--- Start of Items ---

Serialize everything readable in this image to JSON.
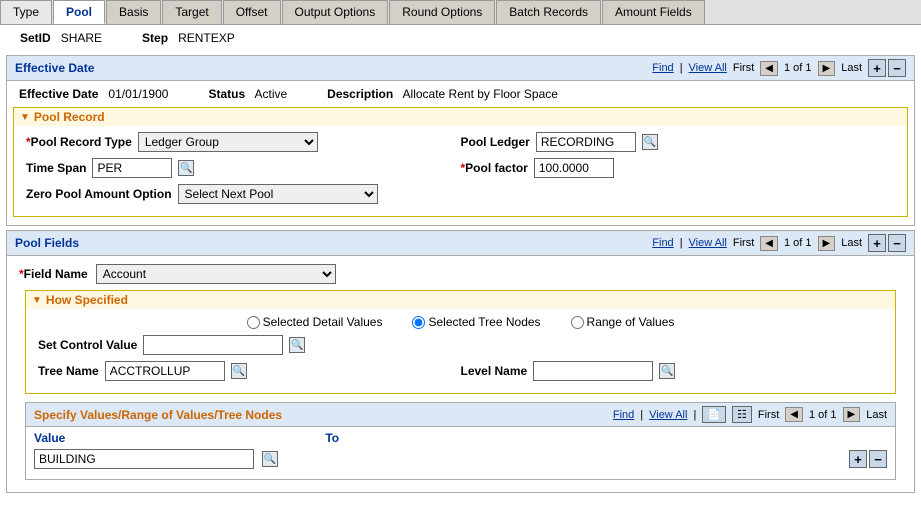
{
  "tabs": [
    {
      "id": "type",
      "label": "Type",
      "active": false
    },
    {
      "id": "pool",
      "label": "Pool",
      "active": true
    },
    {
      "id": "basis",
      "label": "Basis",
      "active": false
    },
    {
      "id": "target",
      "label": "Target",
      "active": false
    },
    {
      "id": "offset",
      "label": "Offset",
      "active": false
    },
    {
      "id": "output_options",
      "label": "Output Options",
      "active": false
    },
    {
      "id": "round_options",
      "label": "Round Options",
      "active": false
    },
    {
      "id": "batch_records",
      "label": "Batch Records",
      "active": false
    },
    {
      "id": "amount_fields",
      "label": "Amount Fields",
      "active": false
    }
  ],
  "header": {
    "setid_label": "SetID",
    "setid_value": "SHARE",
    "step_label": "Step",
    "step_value": "RENTEXP"
  },
  "effective_date_section": {
    "title": "Effective Date",
    "find_text": "Find",
    "view_all_text": "View All",
    "first_text": "First",
    "last_text": "Last",
    "nav_of": "1 of 1",
    "eff_date_label": "Effective Date",
    "eff_date_value": "01/01/1900",
    "status_label": "Status",
    "status_value": "Active",
    "description_label": "Description",
    "description_value": "Allocate Rent by Floor Space"
  },
  "pool_record": {
    "title": "Pool Record",
    "pool_record_type_label": "Pool Record Type",
    "pool_record_type_value": "Ledger Group",
    "pool_ledger_label": "Pool Ledger",
    "pool_ledger_value": "RECORDING",
    "time_span_label": "Time Span",
    "time_span_value": "PER",
    "pool_factor_label": "Pool factor",
    "pool_factor_value": "100.0000",
    "zero_pool_label": "Zero Pool Amount Option",
    "zero_pool_value": "Select Next Pool"
  },
  "pool_fields": {
    "title": "Pool Fields",
    "find_text": "Find",
    "view_all_text": "View All",
    "first_text": "First",
    "last_text": "Last",
    "nav_of": "1 of 1",
    "field_name_label": "Field Name",
    "field_name_value": "Account"
  },
  "how_specified": {
    "title": "How Specified",
    "radio_options": [
      {
        "id": "selected_detail",
        "label": "Selected Detail Values",
        "checked": false
      },
      {
        "id": "selected_tree",
        "label": "Selected Tree Nodes",
        "checked": true
      },
      {
        "id": "range_values",
        "label": "Range of Values",
        "checked": false
      }
    ],
    "set_control_label": "Set Control Value",
    "set_control_value": "",
    "tree_name_label": "Tree Name",
    "tree_name_value": "ACCTROLLUP",
    "level_name_label": "Level Name",
    "level_name_value": ""
  },
  "specify_values": {
    "title": "Specify Values/Range of Values/Tree Nodes",
    "find_text": "Find",
    "view_all_text": "View All",
    "first_text": "First",
    "last_text": "Last",
    "nav_of": "1 of 1",
    "col_value": "Value",
    "col_to": "To",
    "row_value": "BUILDING"
  }
}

--- End of Items ---

Required task:
The pictures should not appear in the copy; every other part of the records above must be returned exactly.

In response:
Serialize everything readable in this image to JSON.
{
  "tabs": [
    {
      "id": "type",
      "label": "Type",
      "active": false
    },
    {
      "id": "pool",
      "label": "Pool",
      "active": true
    },
    {
      "id": "basis",
      "label": "Basis",
      "active": false
    },
    {
      "id": "target",
      "label": "Target",
      "active": false
    },
    {
      "id": "offset",
      "label": "Offset",
      "active": false
    },
    {
      "id": "output_options",
      "label": "Output Options",
      "active": false
    },
    {
      "id": "round_options",
      "label": "Round Options",
      "active": false
    },
    {
      "id": "batch_records",
      "label": "Batch Records",
      "active": false
    },
    {
      "id": "amount_fields",
      "label": "Amount Fields",
      "active": false
    }
  ],
  "header": {
    "setid_label": "SetID",
    "setid_value": "SHARE",
    "step_label": "Step",
    "step_value": "RENTEXP"
  },
  "effective_date_section": {
    "title": "Effective Date",
    "find_text": "Find",
    "view_all_text": "View All",
    "first_text": "First",
    "last_text": "Last",
    "nav_of": "1 of 1",
    "eff_date_label": "Effective Date",
    "eff_date_value": "01/01/1900",
    "status_label": "Status",
    "status_value": "Active",
    "description_label": "Description",
    "description_value": "Allocate Rent by Floor Space"
  },
  "pool_record": {
    "title": "Pool Record",
    "pool_record_type_label": "Pool Record Type",
    "pool_record_type_value": "Ledger Group",
    "pool_ledger_label": "Pool Ledger",
    "pool_ledger_value": "RECORDING",
    "time_span_label": "Time Span",
    "time_span_value": "PER",
    "pool_factor_label": "Pool factor",
    "pool_factor_value": "100.0000",
    "zero_pool_label": "Zero Pool Amount Option",
    "zero_pool_value": "Select Next Pool"
  },
  "pool_fields": {
    "title": "Pool Fields",
    "find_text": "Find",
    "view_all_text": "View All",
    "first_text": "First",
    "last_text": "Last",
    "nav_of": "1 of 1",
    "field_name_label": "Field Name",
    "field_name_value": "Account"
  },
  "how_specified": {
    "title": "How Specified",
    "radio_options": [
      {
        "id": "selected_detail",
        "label": "Selected Detail Values",
        "checked": false
      },
      {
        "id": "selected_tree",
        "label": "Selected Tree Nodes",
        "checked": true
      },
      {
        "id": "range_values",
        "label": "Range of Values",
        "checked": false
      }
    ],
    "set_control_label": "Set Control Value",
    "set_control_value": "",
    "tree_name_label": "Tree Name",
    "tree_name_value": "ACCTROLLUP",
    "level_name_label": "Level Name",
    "level_name_value": ""
  },
  "specify_values": {
    "title": "Specify Values/Range of Values/Tree Nodes",
    "find_text": "Find",
    "view_all_text": "View All",
    "first_text": "First",
    "last_text": "Last",
    "nav_of": "1 of 1",
    "col_value": "Value",
    "col_to": "To",
    "row_value": "BUILDING"
  }
}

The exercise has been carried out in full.